» WHAT IS ASKED: Write out the material again exactly, please, and omit the pictures.

» THE RECORDS:
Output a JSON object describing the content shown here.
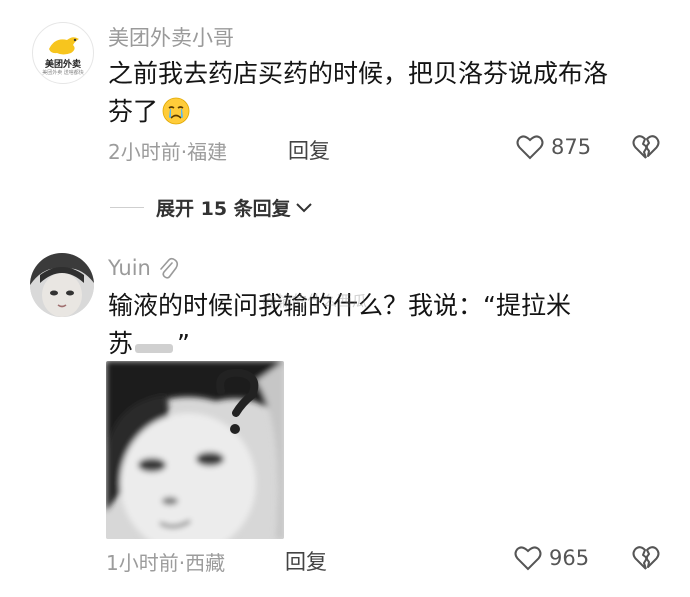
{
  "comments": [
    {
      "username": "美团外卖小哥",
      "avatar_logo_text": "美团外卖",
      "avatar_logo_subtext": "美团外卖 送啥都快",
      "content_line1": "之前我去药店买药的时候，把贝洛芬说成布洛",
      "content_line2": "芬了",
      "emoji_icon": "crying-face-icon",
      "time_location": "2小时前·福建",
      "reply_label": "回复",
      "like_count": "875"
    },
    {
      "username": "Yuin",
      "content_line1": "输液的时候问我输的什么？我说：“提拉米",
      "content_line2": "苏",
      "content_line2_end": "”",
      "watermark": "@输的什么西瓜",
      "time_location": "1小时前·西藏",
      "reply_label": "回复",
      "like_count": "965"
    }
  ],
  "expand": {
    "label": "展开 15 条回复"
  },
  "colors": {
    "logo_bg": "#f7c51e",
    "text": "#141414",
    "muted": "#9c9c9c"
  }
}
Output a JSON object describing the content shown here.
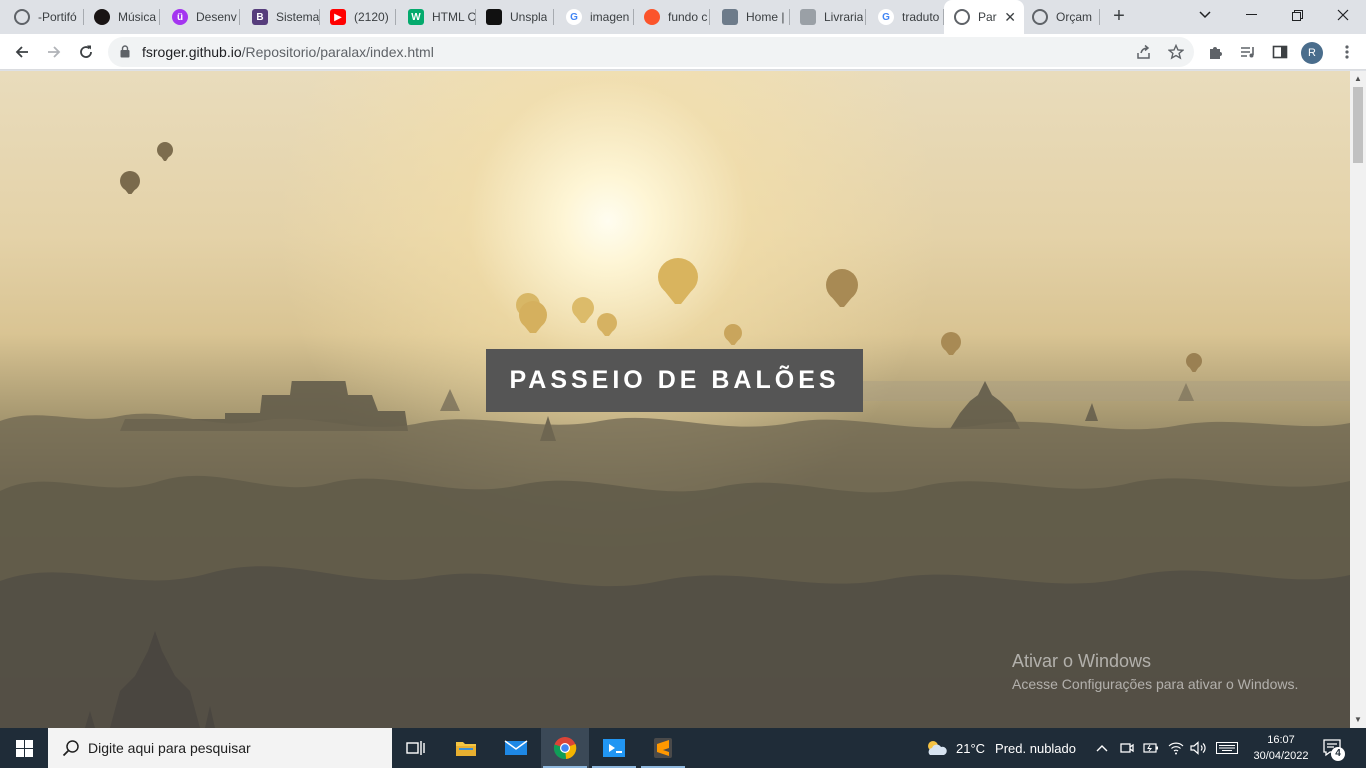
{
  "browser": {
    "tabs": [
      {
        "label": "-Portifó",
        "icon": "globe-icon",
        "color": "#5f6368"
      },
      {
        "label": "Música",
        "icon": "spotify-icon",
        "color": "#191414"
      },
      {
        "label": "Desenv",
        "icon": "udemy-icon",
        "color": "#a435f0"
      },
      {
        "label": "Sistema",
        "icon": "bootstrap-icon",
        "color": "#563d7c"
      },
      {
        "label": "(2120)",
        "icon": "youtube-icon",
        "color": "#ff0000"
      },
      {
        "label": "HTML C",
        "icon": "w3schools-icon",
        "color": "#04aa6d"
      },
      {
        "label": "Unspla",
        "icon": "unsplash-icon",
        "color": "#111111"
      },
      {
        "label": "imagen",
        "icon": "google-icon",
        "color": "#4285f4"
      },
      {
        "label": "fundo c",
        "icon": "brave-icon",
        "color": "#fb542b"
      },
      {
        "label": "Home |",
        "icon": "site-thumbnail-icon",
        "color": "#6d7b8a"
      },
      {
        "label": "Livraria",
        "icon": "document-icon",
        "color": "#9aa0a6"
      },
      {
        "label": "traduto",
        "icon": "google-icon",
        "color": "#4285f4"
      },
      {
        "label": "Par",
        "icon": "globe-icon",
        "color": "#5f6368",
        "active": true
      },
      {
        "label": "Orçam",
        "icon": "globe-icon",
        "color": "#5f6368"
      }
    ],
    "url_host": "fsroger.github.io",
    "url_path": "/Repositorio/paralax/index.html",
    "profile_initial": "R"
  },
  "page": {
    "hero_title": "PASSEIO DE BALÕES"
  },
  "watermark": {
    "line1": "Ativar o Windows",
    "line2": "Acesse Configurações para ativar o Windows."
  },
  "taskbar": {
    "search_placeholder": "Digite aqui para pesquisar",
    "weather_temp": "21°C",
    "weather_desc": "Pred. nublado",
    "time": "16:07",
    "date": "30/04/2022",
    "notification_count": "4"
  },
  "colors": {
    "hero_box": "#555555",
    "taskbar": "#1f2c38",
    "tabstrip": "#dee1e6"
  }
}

» SOLUTION FOR THIS PROBLEM:
Output a JSON object describing the content shown here.
{
  "comments": [
    {
      "username": "美团外卖小哥",
      "avatar_logo_text": "美团外卖",
      "avatar_logo_subtext": "美团外卖 送啥都快",
      "content_line1": "之前我去药店买药的时候，把贝洛芬说成布洛",
      "content_line2": "芬了",
      "emoji_icon": "crying-face-icon",
      "time_location": "2小时前·福建",
      "reply_label": "回复",
      "like_count": "875"
    },
    {
      "username": "Yuin",
      "content_line1": "输液的时候问我输的什么？我说：“提拉米",
      "content_line2": "苏",
      "content_line2_end": "”",
      "watermark": "@输的什么西瓜",
      "time_location": "1小时前·西藏",
      "reply_label": "回复",
      "like_count": "965"
    }
  ],
  "expand": {
    "label": "展开 15 条回复"
  },
  "colors": {
    "logo_bg": "#f7c51e",
    "text": "#141414",
    "muted": "#9c9c9c"
  }
}
Output a JSON object describing the content shown here.
{
  "browser": {
    "tabs": [
      {
        "label": "-Portifó",
        "icon": "globe-icon",
        "color": "#5f6368"
      },
      {
        "label": "Música",
        "icon": "spotify-icon",
        "color": "#191414"
      },
      {
        "label": "Desenv",
        "icon": "udemy-icon",
        "color": "#a435f0"
      },
      {
        "label": "Sistema",
        "icon": "bootstrap-icon",
        "color": "#563d7c"
      },
      {
        "label": "(2120)",
        "icon": "youtube-icon",
        "color": "#ff0000"
      },
      {
        "label": "HTML C",
        "icon": "w3schools-icon",
        "color": "#04aa6d"
      },
      {
        "label": "Unspla",
        "icon": "unsplash-icon",
        "color": "#111111"
      },
      {
        "label": "imagen",
        "icon": "google-icon",
        "color": "#4285f4"
      },
      {
        "label": "fundo c",
        "icon": "brave-icon",
        "color": "#fb542b"
      },
      {
        "label": "Home |",
        "icon": "site-thumbnail-icon",
        "color": "#6d7b8a"
      },
      {
        "label": "Livraria",
        "icon": "document-icon",
        "color": "#9aa0a6"
      },
      {
        "label": "traduto",
        "icon": "google-icon",
        "color": "#4285f4"
      },
      {
        "label": "Par",
        "icon": "globe-icon",
        "color": "#5f6368",
        "active": true
      },
      {
        "label": "Orçam",
        "icon": "globe-icon",
        "color": "#5f6368"
      }
    ],
    "url_host": "fsroger.github.io",
    "url_path": "/Repositorio/paralax/index.html",
    "profile_initial": "R"
  },
  "page": {
    "hero_title": "PASSEIO DE BALÕES"
  },
  "watermark": {
    "line1": "Ativar o Windows",
    "line2": "Acesse Configurações para ativar o Windows."
  },
  "taskbar": {
    "search_placeholder": "Digite aqui para pesquisar",
    "weather_temp": "21°C",
    "weather_desc": "Pred. nublado",
    "time": "16:07",
    "date": "30/04/2022",
    "notification_count": "4"
  },
  "colors": {
    "hero_box": "#555555",
    "taskbar": "#1f2c38",
    "tabstrip": "#dee1e6"
  }
}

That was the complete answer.